Records from a data source:
■ ■ ■ ■ ■
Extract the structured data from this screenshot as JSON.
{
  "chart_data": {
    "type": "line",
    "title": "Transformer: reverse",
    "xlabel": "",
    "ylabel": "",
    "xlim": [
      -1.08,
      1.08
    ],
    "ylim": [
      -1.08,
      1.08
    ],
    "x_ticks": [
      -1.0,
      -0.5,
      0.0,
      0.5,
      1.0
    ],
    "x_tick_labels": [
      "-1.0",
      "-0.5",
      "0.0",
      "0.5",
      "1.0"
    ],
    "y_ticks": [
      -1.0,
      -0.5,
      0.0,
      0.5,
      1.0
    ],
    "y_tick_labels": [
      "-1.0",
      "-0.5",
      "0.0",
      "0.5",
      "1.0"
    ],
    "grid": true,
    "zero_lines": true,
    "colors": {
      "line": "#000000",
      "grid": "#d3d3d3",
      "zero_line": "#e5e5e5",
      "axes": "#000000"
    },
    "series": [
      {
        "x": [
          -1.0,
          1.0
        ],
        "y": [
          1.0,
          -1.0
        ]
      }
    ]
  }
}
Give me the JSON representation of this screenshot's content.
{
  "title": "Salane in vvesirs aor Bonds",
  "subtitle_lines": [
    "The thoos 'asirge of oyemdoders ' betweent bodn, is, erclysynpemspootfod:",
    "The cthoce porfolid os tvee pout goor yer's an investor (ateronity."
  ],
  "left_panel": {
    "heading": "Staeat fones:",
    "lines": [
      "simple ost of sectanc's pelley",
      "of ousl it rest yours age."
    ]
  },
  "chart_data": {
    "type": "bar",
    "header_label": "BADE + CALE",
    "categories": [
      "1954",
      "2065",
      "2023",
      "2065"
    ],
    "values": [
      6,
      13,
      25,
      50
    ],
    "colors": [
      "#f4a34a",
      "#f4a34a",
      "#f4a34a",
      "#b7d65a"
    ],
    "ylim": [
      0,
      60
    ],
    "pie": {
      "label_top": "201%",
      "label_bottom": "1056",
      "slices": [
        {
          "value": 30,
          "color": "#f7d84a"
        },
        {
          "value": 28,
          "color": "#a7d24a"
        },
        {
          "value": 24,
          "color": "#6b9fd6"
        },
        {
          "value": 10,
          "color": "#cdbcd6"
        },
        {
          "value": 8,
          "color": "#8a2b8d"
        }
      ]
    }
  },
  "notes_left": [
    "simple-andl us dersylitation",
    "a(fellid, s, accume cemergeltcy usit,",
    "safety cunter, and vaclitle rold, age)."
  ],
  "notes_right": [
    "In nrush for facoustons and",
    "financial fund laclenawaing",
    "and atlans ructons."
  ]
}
■ ■ ■ ■ ■
Each line of the listing should be echoed back exactly.

[Solution below]
Extract the structured data from this screenshot as JSON.
{
  "chart_data": {
    "type": "line",
    "title": "Transformer: reverse",
    "xlabel": "",
    "ylabel": "",
    "xlim": [
      -1.08,
      1.08
    ],
    "ylim": [
      -1.08,
      1.08
    ],
    "x_ticks": [
      -1.0,
      -0.5,
      0.0,
      0.5,
      1.0
    ],
    "x_tick_labels": [
      "-1.0",
      "-0.5",
      "0.0",
      "0.5",
      "1.0"
    ],
    "y_ticks": [
      -1.0,
      -0.5,
      0.0,
      0.5,
      1.0
    ],
    "y_tick_labels": [
      "-1.0",
      "-0.5",
      "0.0",
      "0.5",
      "1.0"
    ],
    "grid": true,
    "zero_lines": true,
    "colors": {
      "line": "#000000",
      "grid": "#d3d3d3",
      "zero_line": "#e5e5e5",
      "axes": "#000000"
    },
    "series": [
      {
        "x": [
          -1.0,
          1.0
        ],
        "y": [
          1.0,
          -1.0
        ]
      }
    ]
  }
}
Give me the JSON representation of this screenshot's content.
{
  "title": "Salane in vvesirs aor Bonds",
  "subtitle_lines": [
    "The thoos 'asirge of oyemdoders ' betweent bodn, is, erclysynpemspootfod:",
    "The cthoce porfolid os tvee pout goor yer's an investor (ateronity."
  ],
  "left_panel": {
    "heading": "Staeat fones:",
    "lines": [
      "simple ost of sectanc's pelley",
      "of ousl it rest yours age."
    ]
  },
  "chart_data": {
    "type": "bar",
    "header_label": "BADE + CALE",
    "categories": [
      "1954",
      "2065",
      "2023",
      "2065"
    ],
    "values": [
      6,
      13,
      25,
      50
    ],
    "colors": [
      "#f4a34a",
      "#f4a34a",
      "#f4a34a",
      "#b7d65a"
    ],
    "ylim": [
      0,
      60
    ],
    "pie": {
      "label_top": "201%",
      "label_bottom": "1056",
      "slices": [
        {
          "value": 30,
          "color": "#f7d84a"
        },
        {
          "value": 28,
          "color": "#a7d24a"
        },
        {
          "value": 24,
          "color": "#6b9fd6"
        },
        {
          "value": 10,
          "color": "#cdbcd6"
        },
        {
          "value": 8,
          "color": "#8a2b8d"
        }
      ]
    }
  },
  "notes_left": [
    "simple-andl us dersylitation",
    "a(fellid, s, accume cemergeltcy usit,",
    "safety cunter, and vaclitle rold, age)."
  ],
  "notes_right": [
    "In nrush for facoustons and",
    "financial fund laclenawaing",
    "and atlans ructons."
  ]
}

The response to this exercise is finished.